DATA ENTRIES:
+---+

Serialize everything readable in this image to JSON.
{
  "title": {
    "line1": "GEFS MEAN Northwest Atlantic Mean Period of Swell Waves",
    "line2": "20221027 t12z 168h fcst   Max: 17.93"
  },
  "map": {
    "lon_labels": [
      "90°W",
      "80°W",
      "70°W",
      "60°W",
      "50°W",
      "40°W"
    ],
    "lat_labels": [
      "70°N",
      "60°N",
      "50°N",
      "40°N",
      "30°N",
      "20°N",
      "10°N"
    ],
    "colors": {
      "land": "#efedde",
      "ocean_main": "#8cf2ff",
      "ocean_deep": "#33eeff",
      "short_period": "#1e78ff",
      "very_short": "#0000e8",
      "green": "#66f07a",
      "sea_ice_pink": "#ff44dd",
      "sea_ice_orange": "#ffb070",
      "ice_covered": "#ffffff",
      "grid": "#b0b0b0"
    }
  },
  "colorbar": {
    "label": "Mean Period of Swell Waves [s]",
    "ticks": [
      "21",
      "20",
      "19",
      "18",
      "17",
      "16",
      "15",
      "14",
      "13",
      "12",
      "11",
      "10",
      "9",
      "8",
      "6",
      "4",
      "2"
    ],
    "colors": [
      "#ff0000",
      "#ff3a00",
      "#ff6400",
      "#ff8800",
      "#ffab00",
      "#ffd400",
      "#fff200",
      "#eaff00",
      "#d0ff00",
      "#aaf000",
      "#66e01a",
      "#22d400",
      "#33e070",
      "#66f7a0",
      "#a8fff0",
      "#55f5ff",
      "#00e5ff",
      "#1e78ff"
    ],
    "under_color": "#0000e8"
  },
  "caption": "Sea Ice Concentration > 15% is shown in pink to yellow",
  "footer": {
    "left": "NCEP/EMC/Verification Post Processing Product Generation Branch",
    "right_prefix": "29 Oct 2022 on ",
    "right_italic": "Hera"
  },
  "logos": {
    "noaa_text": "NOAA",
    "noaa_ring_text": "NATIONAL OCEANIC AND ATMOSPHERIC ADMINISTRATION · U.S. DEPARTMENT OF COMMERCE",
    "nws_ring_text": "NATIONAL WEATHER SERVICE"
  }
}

+---+

WORK TO COMPLETE: How many lines in the listing above contain the string "Waves"? Answer with the number only.

SOLUTION TO THIS TASK: 2